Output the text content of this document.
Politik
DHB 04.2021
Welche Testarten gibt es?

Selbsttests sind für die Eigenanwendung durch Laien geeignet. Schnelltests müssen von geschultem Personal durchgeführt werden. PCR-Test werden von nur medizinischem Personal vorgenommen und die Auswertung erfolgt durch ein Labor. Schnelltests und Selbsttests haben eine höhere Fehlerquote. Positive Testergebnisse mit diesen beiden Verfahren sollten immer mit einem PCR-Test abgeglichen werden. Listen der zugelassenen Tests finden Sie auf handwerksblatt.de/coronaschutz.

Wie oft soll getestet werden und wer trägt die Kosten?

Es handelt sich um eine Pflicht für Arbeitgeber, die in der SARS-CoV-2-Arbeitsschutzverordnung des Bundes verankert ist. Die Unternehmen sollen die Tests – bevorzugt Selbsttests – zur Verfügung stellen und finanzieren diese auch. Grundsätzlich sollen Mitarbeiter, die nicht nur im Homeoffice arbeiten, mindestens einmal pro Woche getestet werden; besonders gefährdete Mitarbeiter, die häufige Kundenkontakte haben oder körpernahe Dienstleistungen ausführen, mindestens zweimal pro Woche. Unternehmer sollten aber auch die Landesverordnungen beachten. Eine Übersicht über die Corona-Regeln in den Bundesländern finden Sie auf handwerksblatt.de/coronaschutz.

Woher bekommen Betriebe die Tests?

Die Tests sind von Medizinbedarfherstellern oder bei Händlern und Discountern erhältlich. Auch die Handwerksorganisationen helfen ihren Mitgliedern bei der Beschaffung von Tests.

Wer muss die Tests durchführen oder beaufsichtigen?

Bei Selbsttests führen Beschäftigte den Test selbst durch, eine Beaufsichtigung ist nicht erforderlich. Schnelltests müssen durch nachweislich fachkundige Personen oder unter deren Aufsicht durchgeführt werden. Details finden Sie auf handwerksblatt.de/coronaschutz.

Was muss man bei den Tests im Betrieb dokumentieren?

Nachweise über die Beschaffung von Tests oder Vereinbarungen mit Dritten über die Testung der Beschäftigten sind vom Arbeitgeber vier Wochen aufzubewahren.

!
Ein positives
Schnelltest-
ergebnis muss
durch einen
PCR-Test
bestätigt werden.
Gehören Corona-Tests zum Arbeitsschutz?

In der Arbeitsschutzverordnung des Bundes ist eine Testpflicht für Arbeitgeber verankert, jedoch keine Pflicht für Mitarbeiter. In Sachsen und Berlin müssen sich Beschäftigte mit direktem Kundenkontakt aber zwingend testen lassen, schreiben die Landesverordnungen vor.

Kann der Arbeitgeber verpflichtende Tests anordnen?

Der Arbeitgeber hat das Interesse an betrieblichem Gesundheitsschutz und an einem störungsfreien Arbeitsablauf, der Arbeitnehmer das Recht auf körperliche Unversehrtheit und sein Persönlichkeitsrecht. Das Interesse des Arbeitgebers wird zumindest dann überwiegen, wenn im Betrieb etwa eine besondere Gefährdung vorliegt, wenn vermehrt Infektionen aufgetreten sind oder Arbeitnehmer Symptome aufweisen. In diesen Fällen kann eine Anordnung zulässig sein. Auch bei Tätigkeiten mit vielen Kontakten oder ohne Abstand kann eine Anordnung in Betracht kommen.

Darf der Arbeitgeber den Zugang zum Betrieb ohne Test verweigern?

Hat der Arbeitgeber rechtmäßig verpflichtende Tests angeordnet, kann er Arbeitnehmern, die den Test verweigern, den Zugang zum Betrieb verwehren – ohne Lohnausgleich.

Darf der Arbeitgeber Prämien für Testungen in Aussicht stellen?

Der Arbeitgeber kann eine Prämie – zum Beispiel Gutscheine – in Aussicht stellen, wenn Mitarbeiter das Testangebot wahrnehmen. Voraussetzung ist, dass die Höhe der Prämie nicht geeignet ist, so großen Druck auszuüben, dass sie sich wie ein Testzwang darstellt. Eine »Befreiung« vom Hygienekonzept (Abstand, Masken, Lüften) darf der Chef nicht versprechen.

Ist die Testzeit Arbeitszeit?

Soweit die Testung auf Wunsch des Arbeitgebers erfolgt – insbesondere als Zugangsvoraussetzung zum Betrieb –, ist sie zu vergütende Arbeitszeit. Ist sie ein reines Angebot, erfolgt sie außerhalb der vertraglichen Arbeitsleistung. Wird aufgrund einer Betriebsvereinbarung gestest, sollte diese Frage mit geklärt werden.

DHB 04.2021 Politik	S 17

________________________________________

▸ **Task statement**
A bare number is the expected answer: the tally of lines in the records above holding "müssen".

▸ **Completed task**
3